--- start ---

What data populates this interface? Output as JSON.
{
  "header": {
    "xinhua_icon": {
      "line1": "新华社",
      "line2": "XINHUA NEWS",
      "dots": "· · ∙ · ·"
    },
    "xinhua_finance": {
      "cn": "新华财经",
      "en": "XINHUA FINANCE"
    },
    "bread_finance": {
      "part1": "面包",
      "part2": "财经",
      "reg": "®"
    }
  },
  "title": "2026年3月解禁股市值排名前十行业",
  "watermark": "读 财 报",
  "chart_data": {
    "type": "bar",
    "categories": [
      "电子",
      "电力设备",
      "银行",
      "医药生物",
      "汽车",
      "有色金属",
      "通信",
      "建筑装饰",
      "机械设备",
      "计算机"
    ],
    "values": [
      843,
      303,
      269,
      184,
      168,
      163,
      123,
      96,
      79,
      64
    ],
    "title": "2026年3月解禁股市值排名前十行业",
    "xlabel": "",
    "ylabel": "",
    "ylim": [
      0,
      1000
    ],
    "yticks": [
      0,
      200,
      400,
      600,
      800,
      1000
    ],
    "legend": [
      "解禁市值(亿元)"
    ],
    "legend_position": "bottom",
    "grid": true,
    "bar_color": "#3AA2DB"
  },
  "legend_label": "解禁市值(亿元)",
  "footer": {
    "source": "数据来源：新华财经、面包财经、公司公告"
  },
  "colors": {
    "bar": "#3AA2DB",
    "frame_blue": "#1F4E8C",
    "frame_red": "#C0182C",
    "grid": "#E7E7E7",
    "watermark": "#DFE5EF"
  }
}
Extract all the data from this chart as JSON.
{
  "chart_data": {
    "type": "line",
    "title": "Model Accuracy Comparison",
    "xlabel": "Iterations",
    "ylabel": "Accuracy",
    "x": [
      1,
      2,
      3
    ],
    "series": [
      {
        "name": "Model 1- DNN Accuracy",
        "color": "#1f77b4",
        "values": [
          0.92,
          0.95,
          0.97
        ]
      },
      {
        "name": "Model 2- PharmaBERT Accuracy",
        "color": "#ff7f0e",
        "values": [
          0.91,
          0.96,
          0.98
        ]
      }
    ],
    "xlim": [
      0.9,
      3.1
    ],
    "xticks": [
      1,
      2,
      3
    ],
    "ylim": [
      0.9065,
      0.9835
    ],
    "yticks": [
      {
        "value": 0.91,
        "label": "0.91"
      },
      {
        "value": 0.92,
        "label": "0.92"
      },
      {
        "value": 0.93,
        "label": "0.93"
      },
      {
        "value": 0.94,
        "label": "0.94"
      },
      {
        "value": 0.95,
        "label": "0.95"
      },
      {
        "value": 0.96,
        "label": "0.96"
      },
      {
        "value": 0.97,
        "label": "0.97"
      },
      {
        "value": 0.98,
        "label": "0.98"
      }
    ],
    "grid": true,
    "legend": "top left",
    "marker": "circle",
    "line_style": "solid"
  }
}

--- end ---

- PROMPT -
Repeat, with no changes, each line from the one with "Extract all the data from this chart as JSON." to the end of the listing, including both ends and nothing else.

- THE COMPLETED TASK -
Extract all the data from this chart as JSON.
{
  "chart_data": {
    "type": "line",
    "title": "Model Accuracy Comparison",
    "xlabel": "Iterations",
    "ylabel": "Accuracy",
    "x": [
      1,
      2,
      3
    ],
    "series": [
      {
        "name": "Model 1- DNN Accuracy",
        "color": "#1f77b4",
        "values": [
          0.92,
          0.95,
          0.97
        ]
      },
      {
        "name": "Model 2- PharmaBERT Accuracy",
        "color": "#ff7f0e",
        "values": [
          0.91,
          0.96,
          0.98
        ]
      }
    ],
    "xlim": [
      0.9,
      3.1
    ],
    "xticks": [
      1,
      2,
      3
    ],
    "ylim": [
      0.9065,
      0.9835
    ],
    "yticks": [
      {
        "value": 0.91,
        "label": "0.91"
      },
      {
        "value": 0.92,
        "label": "0.92"
      },
      {
        "value": 0.93,
        "label": "0.93"
      },
      {
        "value": 0.94,
        "label": "0.94"
      },
      {
        "value": 0.95,
        "label": "0.95"
      },
      {
        "value": 0.96,
        "label": "0.96"
      },
      {
        "value": 0.97,
        "label": "0.97"
      },
      {
        "value": 0.98,
        "label": "0.98"
      }
    ],
    "grid": true,
    "legend": "top left",
    "marker": "circle",
    "line_style": "solid"
  }
}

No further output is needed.